__Prompt__. Reply only with how many lines contain the word "values".
--- Material for this task ---
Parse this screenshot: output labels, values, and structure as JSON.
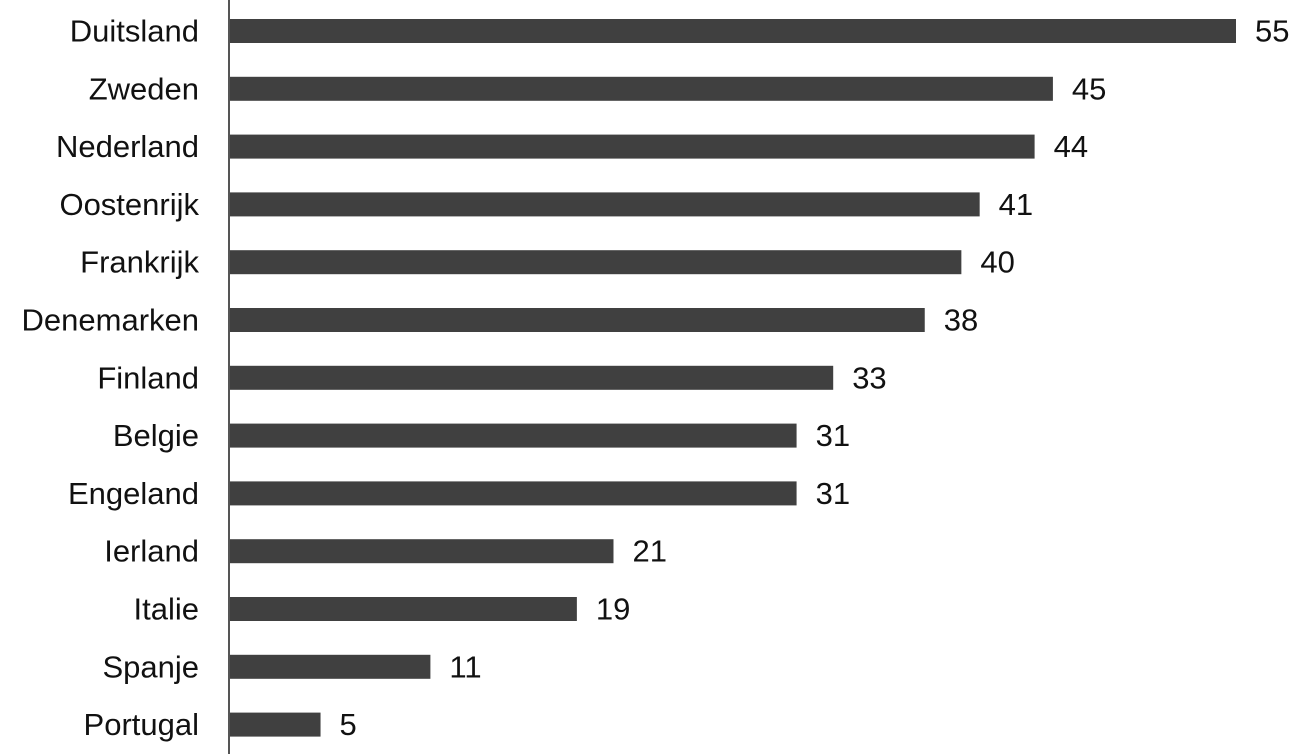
{
  "chart_data": {
    "type": "bar",
    "orientation": "horizontal",
    "title": "",
    "xlabel": "",
    "ylabel": "",
    "categories": [
      "Duitsland",
      "Zweden",
      "Nederland",
      "Oostenrijk",
      "Frankrijk",
      "Denemarken",
      "Finland",
      "Belgie",
      "Engeland",
      "Ierland",
      "Italie",
      "Spanje",
      "Portugal"
    ],
    "values": [
      55,
      45,
      44,
      41,
      40,
      38,
      33,
      31,
      31,
      21,
      19,
      11,
      5
    ],
    "xlim": [
      0,
      55
    ],
    "grid": false,
    "legend": "none",
    "bar_color": "#404040",
    "axis_color": "#555555",
    "text_color": "#111111"
  }
}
---
__Task response__. 2